[Rows from a figure dataset]
- - -

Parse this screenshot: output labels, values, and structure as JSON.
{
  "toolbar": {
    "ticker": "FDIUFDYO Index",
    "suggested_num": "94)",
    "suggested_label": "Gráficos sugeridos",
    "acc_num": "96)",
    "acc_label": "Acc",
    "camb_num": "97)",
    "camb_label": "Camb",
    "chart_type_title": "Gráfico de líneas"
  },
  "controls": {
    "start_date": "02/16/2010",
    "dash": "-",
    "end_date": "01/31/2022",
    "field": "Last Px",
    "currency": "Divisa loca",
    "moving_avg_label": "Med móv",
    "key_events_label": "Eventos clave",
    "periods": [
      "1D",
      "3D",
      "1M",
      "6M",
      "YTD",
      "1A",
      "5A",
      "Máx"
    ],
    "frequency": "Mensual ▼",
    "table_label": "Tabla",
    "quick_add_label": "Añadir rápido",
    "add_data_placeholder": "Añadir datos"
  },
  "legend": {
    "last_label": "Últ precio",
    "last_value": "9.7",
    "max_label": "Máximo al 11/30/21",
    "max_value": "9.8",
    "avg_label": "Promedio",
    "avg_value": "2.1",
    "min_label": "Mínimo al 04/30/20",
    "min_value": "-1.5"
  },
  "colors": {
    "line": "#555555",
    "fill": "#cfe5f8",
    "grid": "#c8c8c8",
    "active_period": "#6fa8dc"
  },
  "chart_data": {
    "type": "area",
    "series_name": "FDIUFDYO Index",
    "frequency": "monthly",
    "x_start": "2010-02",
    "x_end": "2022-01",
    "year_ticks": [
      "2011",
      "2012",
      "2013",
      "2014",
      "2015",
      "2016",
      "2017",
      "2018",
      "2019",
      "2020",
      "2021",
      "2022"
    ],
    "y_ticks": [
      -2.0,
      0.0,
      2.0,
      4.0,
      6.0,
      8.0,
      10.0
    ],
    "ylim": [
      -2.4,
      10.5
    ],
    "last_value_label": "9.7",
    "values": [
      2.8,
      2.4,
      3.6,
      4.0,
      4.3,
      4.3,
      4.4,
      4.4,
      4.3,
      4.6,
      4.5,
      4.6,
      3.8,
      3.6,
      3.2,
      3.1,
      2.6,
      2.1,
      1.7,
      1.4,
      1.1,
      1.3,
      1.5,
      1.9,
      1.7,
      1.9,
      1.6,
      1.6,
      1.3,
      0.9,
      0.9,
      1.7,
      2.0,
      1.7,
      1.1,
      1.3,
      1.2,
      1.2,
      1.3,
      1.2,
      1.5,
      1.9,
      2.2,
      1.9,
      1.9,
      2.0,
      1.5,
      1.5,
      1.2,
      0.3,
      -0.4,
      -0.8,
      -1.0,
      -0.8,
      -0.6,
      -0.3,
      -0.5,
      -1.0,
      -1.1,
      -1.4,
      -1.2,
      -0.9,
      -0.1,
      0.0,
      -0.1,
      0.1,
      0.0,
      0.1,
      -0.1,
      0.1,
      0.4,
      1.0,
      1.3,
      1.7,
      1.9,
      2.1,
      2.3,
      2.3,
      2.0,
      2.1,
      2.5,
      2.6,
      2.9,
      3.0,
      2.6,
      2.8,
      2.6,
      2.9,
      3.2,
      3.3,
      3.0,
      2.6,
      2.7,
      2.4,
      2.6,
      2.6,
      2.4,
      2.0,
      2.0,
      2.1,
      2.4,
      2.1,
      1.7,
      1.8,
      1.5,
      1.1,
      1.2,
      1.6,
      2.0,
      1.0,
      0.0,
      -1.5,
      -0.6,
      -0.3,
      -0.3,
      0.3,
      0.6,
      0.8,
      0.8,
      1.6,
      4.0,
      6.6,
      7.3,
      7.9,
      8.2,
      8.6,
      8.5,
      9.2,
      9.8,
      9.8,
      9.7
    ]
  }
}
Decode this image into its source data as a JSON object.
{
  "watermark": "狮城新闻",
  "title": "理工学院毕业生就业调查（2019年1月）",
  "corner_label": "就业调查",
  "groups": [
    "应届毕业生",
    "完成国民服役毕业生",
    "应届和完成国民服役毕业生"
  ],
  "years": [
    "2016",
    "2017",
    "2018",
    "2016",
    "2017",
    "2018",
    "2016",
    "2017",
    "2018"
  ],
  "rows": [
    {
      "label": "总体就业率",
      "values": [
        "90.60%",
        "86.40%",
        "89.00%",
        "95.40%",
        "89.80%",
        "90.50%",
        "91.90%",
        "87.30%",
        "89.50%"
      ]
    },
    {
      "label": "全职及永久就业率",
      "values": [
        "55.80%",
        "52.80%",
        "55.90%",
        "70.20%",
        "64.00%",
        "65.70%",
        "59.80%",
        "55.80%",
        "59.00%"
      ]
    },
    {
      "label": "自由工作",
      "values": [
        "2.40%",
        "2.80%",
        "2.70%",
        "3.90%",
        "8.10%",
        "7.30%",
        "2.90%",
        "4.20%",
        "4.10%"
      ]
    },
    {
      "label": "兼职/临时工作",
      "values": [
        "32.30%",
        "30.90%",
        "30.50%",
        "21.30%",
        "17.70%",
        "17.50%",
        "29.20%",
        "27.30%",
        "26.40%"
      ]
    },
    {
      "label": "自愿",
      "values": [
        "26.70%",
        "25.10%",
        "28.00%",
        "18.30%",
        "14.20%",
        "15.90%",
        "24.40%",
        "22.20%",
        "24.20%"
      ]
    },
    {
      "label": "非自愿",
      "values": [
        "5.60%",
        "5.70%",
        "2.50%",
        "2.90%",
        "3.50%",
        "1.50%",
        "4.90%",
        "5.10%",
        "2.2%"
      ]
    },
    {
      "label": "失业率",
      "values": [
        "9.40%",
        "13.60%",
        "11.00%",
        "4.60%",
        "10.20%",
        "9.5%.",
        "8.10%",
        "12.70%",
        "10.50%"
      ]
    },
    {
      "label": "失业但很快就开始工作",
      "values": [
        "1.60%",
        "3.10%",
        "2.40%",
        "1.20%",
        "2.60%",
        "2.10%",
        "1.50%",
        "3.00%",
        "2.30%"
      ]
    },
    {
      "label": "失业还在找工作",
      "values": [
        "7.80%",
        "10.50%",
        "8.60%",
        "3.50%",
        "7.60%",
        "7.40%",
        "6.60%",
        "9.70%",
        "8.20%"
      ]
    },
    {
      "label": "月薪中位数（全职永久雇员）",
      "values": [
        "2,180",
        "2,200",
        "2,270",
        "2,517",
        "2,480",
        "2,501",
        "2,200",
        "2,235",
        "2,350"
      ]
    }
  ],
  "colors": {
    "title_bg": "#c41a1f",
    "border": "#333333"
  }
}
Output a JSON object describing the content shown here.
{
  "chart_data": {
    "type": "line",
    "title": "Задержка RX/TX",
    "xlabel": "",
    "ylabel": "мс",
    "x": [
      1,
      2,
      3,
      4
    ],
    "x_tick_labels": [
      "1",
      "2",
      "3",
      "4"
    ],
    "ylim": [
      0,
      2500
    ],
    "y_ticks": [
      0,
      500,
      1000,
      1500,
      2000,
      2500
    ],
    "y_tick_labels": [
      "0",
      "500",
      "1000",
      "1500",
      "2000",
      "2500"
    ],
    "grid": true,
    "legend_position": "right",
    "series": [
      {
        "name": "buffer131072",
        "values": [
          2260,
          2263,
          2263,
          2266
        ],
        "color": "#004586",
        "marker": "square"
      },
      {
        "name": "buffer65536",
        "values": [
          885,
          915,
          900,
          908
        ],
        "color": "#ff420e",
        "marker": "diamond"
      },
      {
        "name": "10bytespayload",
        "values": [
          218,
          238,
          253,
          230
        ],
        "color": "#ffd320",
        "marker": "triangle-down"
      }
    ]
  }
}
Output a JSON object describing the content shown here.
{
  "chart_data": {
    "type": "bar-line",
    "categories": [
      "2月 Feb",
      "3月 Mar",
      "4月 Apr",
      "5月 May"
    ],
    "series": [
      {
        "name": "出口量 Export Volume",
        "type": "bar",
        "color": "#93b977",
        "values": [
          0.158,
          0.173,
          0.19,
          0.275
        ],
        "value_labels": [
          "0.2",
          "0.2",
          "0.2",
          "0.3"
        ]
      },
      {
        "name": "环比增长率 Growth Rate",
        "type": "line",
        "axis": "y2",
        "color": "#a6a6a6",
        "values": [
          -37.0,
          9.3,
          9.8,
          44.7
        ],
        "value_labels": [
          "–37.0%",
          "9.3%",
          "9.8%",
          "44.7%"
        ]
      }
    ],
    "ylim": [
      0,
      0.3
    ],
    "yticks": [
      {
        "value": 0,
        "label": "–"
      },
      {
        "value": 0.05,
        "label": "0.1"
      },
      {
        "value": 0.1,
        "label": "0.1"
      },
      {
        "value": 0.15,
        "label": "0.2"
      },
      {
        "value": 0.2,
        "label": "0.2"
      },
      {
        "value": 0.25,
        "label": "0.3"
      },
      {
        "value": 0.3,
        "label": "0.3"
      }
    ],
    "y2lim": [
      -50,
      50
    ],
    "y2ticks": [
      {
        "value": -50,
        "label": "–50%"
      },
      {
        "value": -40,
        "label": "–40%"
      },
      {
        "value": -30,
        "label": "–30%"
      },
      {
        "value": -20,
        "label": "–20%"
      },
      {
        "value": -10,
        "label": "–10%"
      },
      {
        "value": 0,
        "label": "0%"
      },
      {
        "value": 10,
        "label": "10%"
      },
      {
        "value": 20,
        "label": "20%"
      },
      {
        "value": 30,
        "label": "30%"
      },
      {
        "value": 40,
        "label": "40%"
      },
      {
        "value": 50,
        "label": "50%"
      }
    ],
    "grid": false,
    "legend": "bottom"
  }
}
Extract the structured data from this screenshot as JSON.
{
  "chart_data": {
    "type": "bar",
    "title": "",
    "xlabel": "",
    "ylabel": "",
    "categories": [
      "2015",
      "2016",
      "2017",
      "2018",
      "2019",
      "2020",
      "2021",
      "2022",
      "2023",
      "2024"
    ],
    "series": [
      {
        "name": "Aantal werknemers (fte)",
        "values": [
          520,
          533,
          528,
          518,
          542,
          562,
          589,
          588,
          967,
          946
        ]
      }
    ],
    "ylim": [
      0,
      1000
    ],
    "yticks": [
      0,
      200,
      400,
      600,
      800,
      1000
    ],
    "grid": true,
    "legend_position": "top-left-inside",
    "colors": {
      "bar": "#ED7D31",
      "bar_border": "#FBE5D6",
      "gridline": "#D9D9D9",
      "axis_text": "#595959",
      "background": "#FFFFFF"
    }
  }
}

- - -

» **What is being asked**: In the listing above, find each line with the word "screenshot" and copy it.

» **Exercise response**:
Parse this screenshot: output labels, values, and structure as JSON.
Extract the structured data from this screenshot as JSON.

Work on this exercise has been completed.